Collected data
========================

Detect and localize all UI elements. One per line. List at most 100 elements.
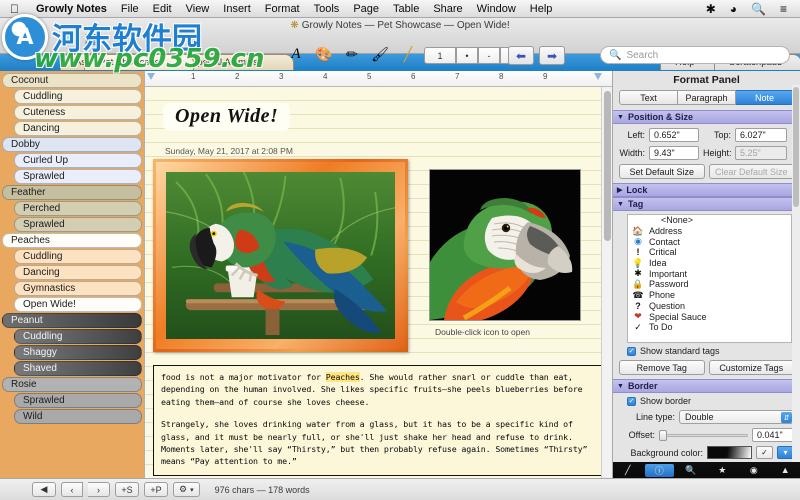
sidebar-item-dobby-sprawled[interactable]: Sprawled <box>14 169 142 184</box>
nav-forward-button[interactable]: ➡ <box>539 46 565 65</box>
background-color-swatch[interactable] <box>707 446 752 459</box>
colors-icon[interactable]: 🎨 <box>314 44 334 64</box>
star-icon[interactable]: ★ <box>708 464 738 477</box>
warning-icon[interactable]: ▲ <box>771 464 800 477</box>
sidebar-item-peaches-gymnastics[interactable]: Gymnastics <box>14 281 142 296</box>
format-panel-scrollbar[interactable] <box>792 85 800 462</box>
note-title[interactable]: Open Wide! <box>163 103 291 131</box>
menu-app-name[interactable]: Growly Notes <box>29 3 114 15</box>
sidebar-item-peaches-dancing[interactable]: Dancing <box>14 265 142 280</box>
tag-item-question[interactable]: ? Question <box>628 301 791 312</box>
horizontal-ruler[interactable]: 1 2 3 4 5 6 7 8 9 <box>145 71 612 87</box>
sidebar-item-peanut-shaved[interactable]: Shaved <box>14 361 142 376</box>
tag-item-phone[interactable]: ☎ Phone <box>628 290 791 301</box>
wifi-icon[interactable]: ◕ <box>723 2 744 16</box>
background-color-apply-button[interactable]: ✓ <box>756 446 773 459</box>
settings-gear-button[interactable]: ⚙ ▾ <box>173 482 200 497</box>
info-icon[interactable]: ⓘ <box>644 463 674 477</box>
menu-format[interactable]: Format <box>258 3 307 15</box>
next-page-button[interactable]: › <box>88 482 110 497</box>
offset-slider[interactable] <box>659 430 748 441</box>
sidebar-item-rosie-sprawled[interactable]: Sprawled <box>14 393 142 408</box>
sidebar-item-feather-perched[interactable]: Perched <box>14 201 142 216</box>
list-icon[interactable]: ≡ <box>773 2 794 16</box>
tag-item-contact[interactable]: ◉ Contact <box>628 236 791 247</box>
font-icon[interactable]: A <box>286 44 306 64</box>
tag-item-critical[interactable]: ! Critical <box>628 247 791 258</box>
customize-tags-button[interactable]: Customize Tags <box>708 360 794 375</box>
tab-note[interactable]: Note <box>736 90 794 105</box>
set-default-size-button[interactable]: Set Default Size <box>619 164 705 179</box>
sidebar-item-peaches-open-wide[interactable]: Open Wide! <box>14 297 142 312</box>
tag-item-special-sauce[interactable]: ❤ Special Sauce <box>628 311 791 322</box>
show-standard-tags-checkbox[interactable]: ✓ <box>627 346 636 356</box>
sidebar-item-peanut-shaggy[interactable]: Shaggy <box>14 345 142 360</box>
tab-pet-showcase[interactable]: Pet Showcase <box>84 54 194 70</box>
macaw-on-perch-image[interactable] <box>166 172 395 339</box>
sidebar-group-peaches[interactable]: Peaches <box>2 233 142 248</box>
menu-file[interactable]: File <box>114 3 146 15</box>
tab-text[interactable]: Text <box>619 90 678 105</box>
add-section-button[interactable]: +S <box>115 482 139 497</box>
globe-icon[interactable]: ◉ <box>739 464 769 477</box>
disclosure-triangle-open-icon[interactable]: ▼ <box>617 114 624 121</box>
sidebar-item-peaches-cuddling[interactable]: Cuddling <box>14 249 142 264</box>
sidebar-group-coconut[interactable]: Coconut <box>2 73 142 88</box>
show-standard-tags-row[interactable]: ✓ Show standard tags <box>627 346 800 356</box>
format-panel-scroll-thumb[interactable] <box>793 87 799 207</box>
menu-page[interactable]: Page <box>346 3 386 15</box>
sidebar-item-coconut-cuddling[interactable]: Cuddling <box>14 89 142 104</box>
remove-tag-button[interactable]: Remove Tag <box>619 360 705 375</box>
note-page[interactable]: Open Wide! Sunday, May 21, 2017 at 2:08 … <box>145 87 612 478</box>
menu-edit[interactable]: Edit <box>146 3 179 15</box>
search-icon[interactable]: 🔍 <box>744 2 773 16</box>
tag-item-idea[interactable]: 💡 Idea <box>628 258 791 269</box>
add-page-button[interactable]: +P <box>144 482 168 497</box>
sidebar-item-coconut-dancing[interactable]: Dancing <box>14 121 142 136</box>
grid-icon[interactable]: ▦ <box>81 29 101 49</box>
bluetooth-icon[interactable]: ✱ <box>699 2 723 16</box>
menu-help[interactable]: Help <box>523 3 560 15</box>
macaw-headshot-image[interactable] <box>429 169 581 321</box>
section-border[interactable]: ▼ Border <box>613 379 800 393</box>
parrot-photo-frame[interactable] <box>153 159 408 352</box>
notes-sidebar[interactable]: Coconut Cuddling Cuteness Dancing Dobby … <box>0 71 145 478</box>
tag-item-password[interactable]: 🔒 Password <box>628 279 791 290</box>
menu-insert[interactable]: Insert <box>216 3 258 15</box>
menu-tools[interactable]: Tools <box>307 3 347 15</box>
disclosure-triangle-open-icon[interactable]: ▼ <box>617 201 624 208</box>
apple-logo-icon[interactable]:  <box>10 2 19 16</box>
sidebar-item-dobby-curled-up[interactable]: Curled Up <box>14 153 142 168</box>
brush-icon[interactable]: 🖌 <box>370 44 390 64</box>
sidebar-item-rosie-wild[interactable]: Wild <box>14 409 142 424</box>
section-tag[interactable]: ▼ Tag <box>613 197 800 211</box>
height-field[interactable]: 5.25" <box>735 146 787 160</box>
menu-window[interactable]: Window <box>470 3 523 15</box>
sidebar-group-peanut[interactable]: Peanut <box>2 313 142 328</box>
line-type-select[interactable]: Double ⇵ <box>679 410 794 424</box>
show-border-row[interactable]: ✓ Show border <box>627 396 800 406</box>
document-scroll-thumb[interactable] <box>604 91 611 241</box>
tag-item-todo[interactable]: ✓ To Do <box>628 322 791 333</box>
highlighter-icon[interactable]: ╱ <box>398 44 418 64</box>
menu-table[interactable]: Table <box>386 3 426 15</box>
tag-item-important[interactable]: ✱ Important <box>628 268 791 279</box>
sidebar-group-rosie[interactable]: Rosie <box>2 377 142 392</box>
pen-icon[interactable]: ╱ <box>613 464 643 477</box>
pen-icon[interactable]: ✏ <box>342 44 362 64</box>
sidebar-item-feather-sprawled[interactable]: Sprawled <box>14 217 142 232</box>
show-border-checkbox[interactable]: ✓ <box>627 396 636 406</box>
search-icon[interactable]: 🔍 <box>676 464 706 477</box>
tag-list[interactable]: <None> 🏠 Address ◉ Contact ! Critical 💡 … <box>627 214 792 343</box>
search-field[interactable]: 🔍 Search <box>600 46 790 64</box>
sidebar-group-dobby[interactable]: Dobby <box>2 137 142 152</box>
section-position-size[interactable]: ▼ Position & Size <box>613 110 800 124</box>
new-note-icon[interactable]: 📑 <box>6 29 26 49</box>
dash-button[interactable]: - <box>478 47 500 64</box>
inspector-icon[interactable]: 🔎 <box>56 29 76 49</box>
bullet-button[interactable]: • <box>456 47 478 64</box>
clear-default-size-button[interactable]: Clear Default Size <box>708 164 794 179</box>
tag-item-address[interactable]: 🏠 Address <box>628 226 791 237</box>
nav-back-button[interactable]: ⬅ <box>508 46 534 65</box>
page-number-field[interactable]: 1 <box>424 47 456 64</box>
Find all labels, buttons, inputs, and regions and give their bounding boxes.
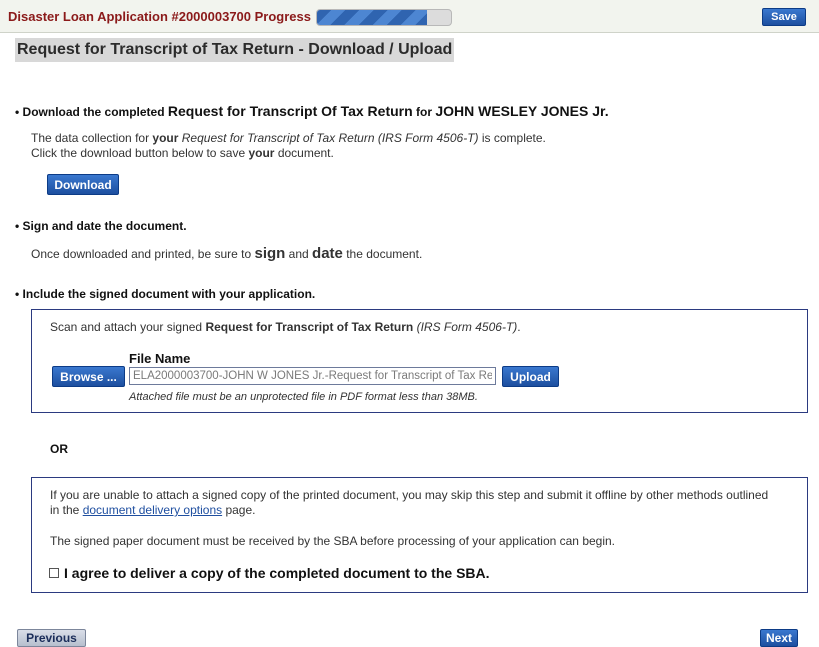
download-bullet-doc: Request for Transcript Of Tax Return [167, 103, 413, 119]
text-segment: your [248, 146, 275, 160]
include-bullet-text: Include the signed document with your ap… [22, 287, 316, 301]
application-title: Disaster Loan Application #2000003700 Pr… [8, 9, 311, 24]
text-segment: and [285, 247, 313, 261]
file-hint: Attached file must be an unprotected fil… [129, 391, 478, 403]
or-label: OR [50, 442, 68, 456]
file-name-input[interactable] [129, 367, 496, 385]
download-button[interactable]: Download [47, 174, 119, 195]
text-segment: Once downloaded and printed, be sure to [31, 247, 255, 261]
agree-checkbox[interactable] [49, 568, 59, 578]
text-segment: your [152, 131, 179, 145]
download-line-1: The data collection for your Request for… [31, 131, 546, 146]
text-segment: Scan and attach your signed [50, 320, 206, 334]
browse-button[interactable]: Browse ... [52, 366, 125, 387]
next-button[interactable]: Next [760, 629, 798, 647]
text-segment: Click the download button below to save [31, 146, 249, 160]
download-bullet-for: for [412, 105, 436, 119]
agree-label[interactable]: I agree to deliver a copy of the complet… [64, 565, 490, 581]
text-segment: . [517, 320, 521, 334]
page-title: Request for Transcript of Tax Return - D… [15, 38, 455, 62]
progress-bar [316, 9, 452, 26]
previous-button[interactable]: Previous [17, 629, 86, 647]
save-button[interactable]: Save [762, 8, 806, 26]
download-bullet-prefix: Download the completed [22, 105, 168, 119]
text-segment: is complete. [478, 131, 546, 145]
scan-instructions: Scan and attach your signed Request for … [50, 320, 521, 335]
offline-paragraph-1: If you are unable to attach a signed cop… [50, 488, 802, 518]
top-bar: Disaster Loan Application #2000003700 Pr… [0, 0, 819, 33]
download-line-2: Click the download button below to save … [31, 146, 334, 161]
text-segment: page. [222, 503, 256, 517]
sign-bullet-text: Sign and date the document. [22, 219, 187, 233]
offline-paragraph-2: The signed paper document must be receiv… [50, 534, 616, 548]
applicant-name: JOHN WESLEY JONES Jr. [435, 103, 609, 119]
date-emphasis: date [312, 245, 343, 262]
include-bullet: • Include the signed document with your … [15, 287, 316, 301]
text-segment: (IRS Form 4506-T) [413, 320, 518, 334]
sign-instructions: Once downloaded and printed, be sure to … [31, 246, 422, 262]
download-bullet: • Download the completed Request for Tra… [15, 103, 609, 119]
text-segment: Request for Transcript of Tax Return (IR… [178, 131, 479, 145]
sign-emphasis: sign [254, 245, 286, 262]
text-segment: document. [274, 146, 334, 160]
text-segment: the document. [342, 247, 423, 261]
upload-button[interactable]: Upload [502, 366, 559, 387]
file-name-label: File Name [129, 351, 191, 366]
text-segment: If you are unable to attach a signed cop… [50, 488, 769, 502]
agree-row[interactable]: I agree to deliver a copy of the complet… [49, 565, 490, 581]
text-segment: Request for Transcript of Tax Return [205, 320, 414, 334]
progress-fill [317, 10, 427, 25]
text-segment: in the [50, 503, 83, 517]
document-delivery-options-link[interactable]: document delivery options [83, 503, 222, 517]
text-segment: The data collection for [31, 131, 153, 145]
sign-bullet: • Sign and date the document. [15, 219, 187, 233]
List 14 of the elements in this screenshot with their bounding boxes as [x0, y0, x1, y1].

========================

# [Stated goal]
Repeat the lines from the one containing "sidebar-item-dobby-sprawled[interactable]: Sprawled <box>14" up to and including the one containing "format-panel-scrollbar[interactable] <box>792 85".

# [The reply]
sidebar-item-dobby-sprawled[interactable]: Sprawled <box>14 169 142 184</box>
nav-forward-button[interactable]: ➡ <box>539 46 565 65</box>
background-color-swatch[interactable] <box>707 446 752 459</box>
colors-icon[interactable]: 🎨 <box>314 44 334 64</box>
star-icon[interactable]: ★ <box>708 464 738 477</box>
warning-icon[interactable]: ▲ <box>771 464 800 477</box>
sidebar-item-peaches-gymnastics[interactable]: Gymnastics <box>14 281 142 296</box>
format-panel-scrollbar[interactable] <box>792 85 800 462</box>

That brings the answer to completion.